* Dataset excerpt *

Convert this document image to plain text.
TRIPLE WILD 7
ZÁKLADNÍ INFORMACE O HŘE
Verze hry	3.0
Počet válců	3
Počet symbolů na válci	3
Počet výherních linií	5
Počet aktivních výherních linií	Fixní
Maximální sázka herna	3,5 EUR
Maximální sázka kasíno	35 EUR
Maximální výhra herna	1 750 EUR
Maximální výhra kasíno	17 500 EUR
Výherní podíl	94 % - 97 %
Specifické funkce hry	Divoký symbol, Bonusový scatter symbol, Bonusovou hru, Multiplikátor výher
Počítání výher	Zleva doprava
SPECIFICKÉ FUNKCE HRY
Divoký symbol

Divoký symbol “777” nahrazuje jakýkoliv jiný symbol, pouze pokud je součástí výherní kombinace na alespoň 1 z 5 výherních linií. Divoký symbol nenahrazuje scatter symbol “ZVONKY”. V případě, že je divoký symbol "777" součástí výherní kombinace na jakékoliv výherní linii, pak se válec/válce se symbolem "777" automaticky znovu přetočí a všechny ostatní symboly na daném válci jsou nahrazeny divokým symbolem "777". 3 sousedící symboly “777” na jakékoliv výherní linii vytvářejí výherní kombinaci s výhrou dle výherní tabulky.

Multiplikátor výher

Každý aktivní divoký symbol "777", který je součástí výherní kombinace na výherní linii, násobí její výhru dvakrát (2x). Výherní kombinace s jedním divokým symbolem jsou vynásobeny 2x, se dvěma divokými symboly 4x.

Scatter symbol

* Given problem *
Above are the records; retype them all without a single difference.

* Exercise result *
Convert this document image to plain text.
TRIPLE WILD 7
ZÁKLADNÍ INFORMACE O HŘE
Verze hry	3.0
Počet válců	3
Počet symbolů na válci	3
Počet výherních linií	5
Počet aktivních výherních linií	Fixní
Maximální sázka herna	3,5 EUR
Maximální sázka kasíno	35 EUR
Maximální výhra herna	1 750 EUR
Maximální výhra kasíno	17 500 EUR
Výherní podíl	94 % - 97 %
Specifické funkce hry	Divoký symbol, Bonusový scatter symbol, Bonusovou hru, Multiplikátor výher
Počítání výher	Zleva doprava
SPECIFICKÉ FUNKCE HRY
Divoký symbol

Divoký symbol “777” nahrazuje jakýkoliv jiný symbol, pouze pokud je součástí výherní kombinace na alespoň 1 z 5 výherních linií. Divoký symbol nenahrazuje scatter symbol “ZVONKY”. V případě, že je divoký symbol "777" součástí výherní kombinace na jakékoliv výherní linii, pak se válec/válce se symbolem "777" automaticky znovu přetočí a všechny ostatní symboly na daném válci jsou nahrazeny divokým symbolem "777". 3 sousedící symboly “777” na jakékoliv výherní linii vytvářejí výherní kombinaci s výhrou dle výherní tabulky.

Multiplikátor výher

Každý aktivní divoký symbol "777", který je součástí výherní kombinace na výherní linii, násobí její výhru dvakrát (2x). Výherní kombinace s jedním divokým symbolem jsou vynásobeny 2x, se dvěma divokými symboly 4x.

Scatter symbol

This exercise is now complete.